[Dataset entries]
************

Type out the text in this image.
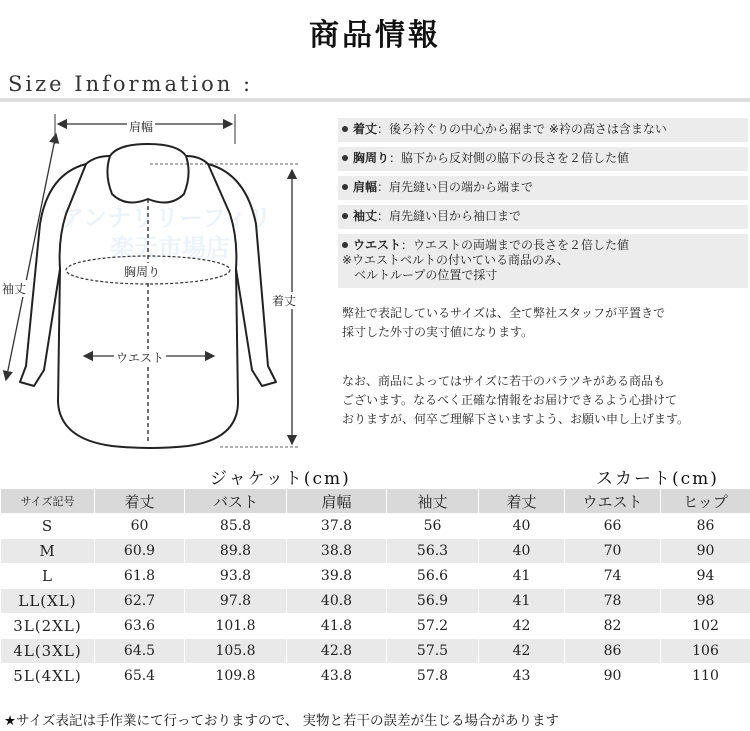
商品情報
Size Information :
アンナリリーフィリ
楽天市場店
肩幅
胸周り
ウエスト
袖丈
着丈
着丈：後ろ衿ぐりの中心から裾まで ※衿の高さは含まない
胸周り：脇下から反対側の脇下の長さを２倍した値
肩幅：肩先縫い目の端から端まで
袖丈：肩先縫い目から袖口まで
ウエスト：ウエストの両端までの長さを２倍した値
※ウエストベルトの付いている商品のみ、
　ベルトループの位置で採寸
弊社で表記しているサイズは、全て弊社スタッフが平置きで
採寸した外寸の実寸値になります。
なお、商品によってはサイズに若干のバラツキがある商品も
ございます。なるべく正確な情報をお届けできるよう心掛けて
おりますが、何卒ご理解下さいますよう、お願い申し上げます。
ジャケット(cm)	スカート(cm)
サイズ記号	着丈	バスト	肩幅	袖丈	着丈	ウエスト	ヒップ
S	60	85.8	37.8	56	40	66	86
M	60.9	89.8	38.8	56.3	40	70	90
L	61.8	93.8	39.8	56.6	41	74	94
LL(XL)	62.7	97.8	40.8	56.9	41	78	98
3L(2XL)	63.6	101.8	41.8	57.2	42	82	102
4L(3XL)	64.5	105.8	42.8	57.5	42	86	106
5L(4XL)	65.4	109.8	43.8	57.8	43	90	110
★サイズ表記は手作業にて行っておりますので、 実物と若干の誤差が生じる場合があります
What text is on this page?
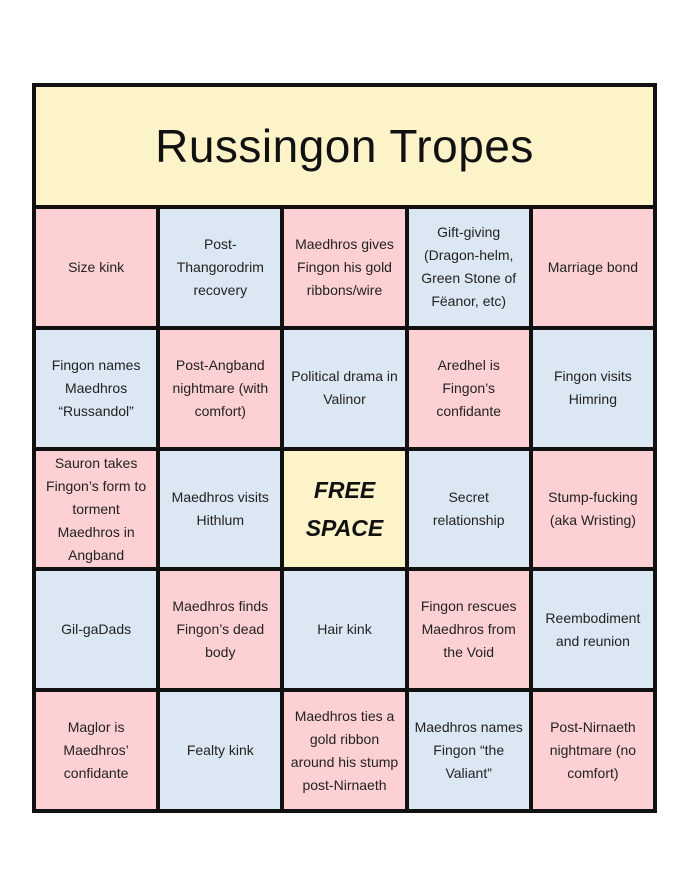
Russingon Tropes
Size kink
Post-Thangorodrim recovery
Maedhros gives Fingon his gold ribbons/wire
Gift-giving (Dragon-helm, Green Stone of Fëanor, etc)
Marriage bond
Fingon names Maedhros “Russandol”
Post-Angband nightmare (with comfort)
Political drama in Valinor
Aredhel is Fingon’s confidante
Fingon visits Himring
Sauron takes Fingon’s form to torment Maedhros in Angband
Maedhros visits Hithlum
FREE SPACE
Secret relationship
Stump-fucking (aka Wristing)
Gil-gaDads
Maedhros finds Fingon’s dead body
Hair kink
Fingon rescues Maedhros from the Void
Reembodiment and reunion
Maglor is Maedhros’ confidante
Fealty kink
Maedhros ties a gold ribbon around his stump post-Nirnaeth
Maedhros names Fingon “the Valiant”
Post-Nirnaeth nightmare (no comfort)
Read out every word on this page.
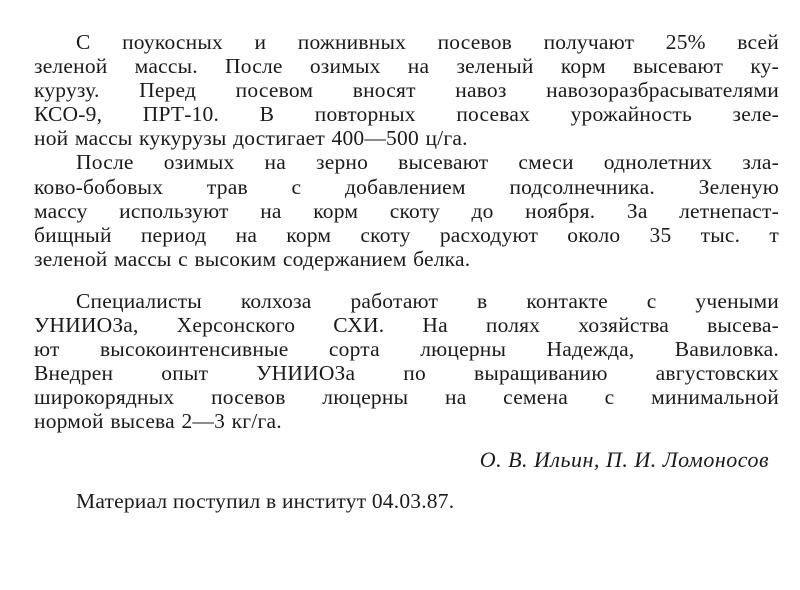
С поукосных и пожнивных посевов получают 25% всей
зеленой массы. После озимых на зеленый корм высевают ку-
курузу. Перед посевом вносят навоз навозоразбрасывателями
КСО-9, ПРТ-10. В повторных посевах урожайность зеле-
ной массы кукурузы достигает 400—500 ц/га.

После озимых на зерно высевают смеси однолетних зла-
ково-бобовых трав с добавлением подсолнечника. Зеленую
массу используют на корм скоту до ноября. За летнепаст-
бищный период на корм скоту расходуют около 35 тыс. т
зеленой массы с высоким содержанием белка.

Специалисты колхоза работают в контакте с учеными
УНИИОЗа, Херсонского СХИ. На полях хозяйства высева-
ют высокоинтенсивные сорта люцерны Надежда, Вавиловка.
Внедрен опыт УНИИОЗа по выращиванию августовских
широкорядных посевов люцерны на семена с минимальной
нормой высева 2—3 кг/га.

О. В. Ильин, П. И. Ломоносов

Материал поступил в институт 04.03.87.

************

# What the exercise asks:
Return all of the entries exactly as written, but drop any pictures they hold.

# Final answer:
Type out the text in this image.
商品情報
Size Information :
アンナリリーフィリ
楽天市場店
肩幅
胸周り
ウエスト
袖丈
着丈
着丈：後ろ衿ぐりの中心から裾まで ※衿の高さは含まない
胸周り：脇下から反対側の脇下の長さを２倍した値
肩幅：肩先縫い目の端から端まで
袖丈：肩先縫い目から袖口まで
ウエスト：ウエストの両端までの長さを２倍した値
※ウエストベルトの付いている商品のみ、
　ベルトループの位置で採寸
弊社で表記しているサイズは、全て弊社スタッフが平置きで
採寸した外寸の実寸値になります。
なお、商品によってはサイズに若干のバラツキがある商品も
ございます。なるべく正確な情報をお届けできるよう心掛けて
おりますが、何卒ご理解下さいますよう、お願い申し上げます。
ジャケット(cm)	スカート(cm)
サイズ記号	着丈	バスト	肩幅	袖丈	着丈	ウエスト	ヒップ
S	60	85.8	37.8	56	40	66	86
M	60.9	89.8	38.8	56.3	40	70	90
L	61.8	93.8	39.8	56.6	41	74	94
LL(XL)	62.7	97.8	40.8	56.9	41	78	98
3L(2XL)	63.6	101.8	41.8	57.2	42	82	102
4L(3XL)	64.5	105.8	42.8	57.5	42	86	106
5L(4XL)	65.4	109.8	43.8	57.8	43	90	110
★サイズ表記は手作業にて行っておりますので、 実物と若干の誤差が生じる場合があります
What text is on this page?
Russingon Tropes
Size kink
Post-Thangorodrim recovery
Maedhros gives Fingon his gold ribbons/wire
Gift-giving (Dragon-helm, Green Stone of Fëanor, etc)
Marriage bond
Fingon names Maedhros “Russandol”
Post-Angband nightmare (with comfort)
Political drama in Valinor
Aredhel is Fingon’s confidante
Fingon visits Himring
Sauron takes Fingon’s form to torment Maedhros in Angband
Maedhros visits Hithlum
FREE SPACE
Secret relationship
Stump-fucking (aka Wristing)
Gil-gaDads
Maedhros finds Fingon’s dead body
Hair kink
Fingon rescues Maedhros from the Void
Reembodiment and reunion
Maglor is Maedhros’ confidante
Fealty kink
Maedhros ties a gold ribbon around his stump post-Nirnaeth
Maedhros names Fingon “the Valiant”
Post-Nirnaeth nightmare (no comfort)
Read out every word on this page.
С поукосных и пожнивных посевов получают 25% всей
зеленой массы. После озимых на зеленый корм высевают ку-
курузу. Перед посевом вносят навоз навозоразбрасывателями
КСО-9, ПРТ-10. В повторных посевах урожайность зеле-
ной массы кукурузы достигает 400—500 ц/га.

После озимых на зерно высевают смеси однолетних зла-
ково-бобовых трав с добавлением подсолнечника. Зеленую
массу используют на корм скоту до ноября. За летнепаст-
бищный период на корм скоту расходуют около 35 тыс. т
зеленой массы с высоким содержанием белка.

Специалисты колхоза работают в контакте с учеными
УНИИОЗа, Херсонского СХИ. На полях хозяйства высева-
ют высокоинтенсивные сорта люцерны Надежда, Вавиловка.
Внедрен опыт УНИИОЗа по выращиванию августовских
широкорядных посевов люцерны на семена с минимальной
нормой высева 2—3 кг/га.

О. В. Ильин, П. И. Ломоносов

Материал поступил в институт 04.03.87.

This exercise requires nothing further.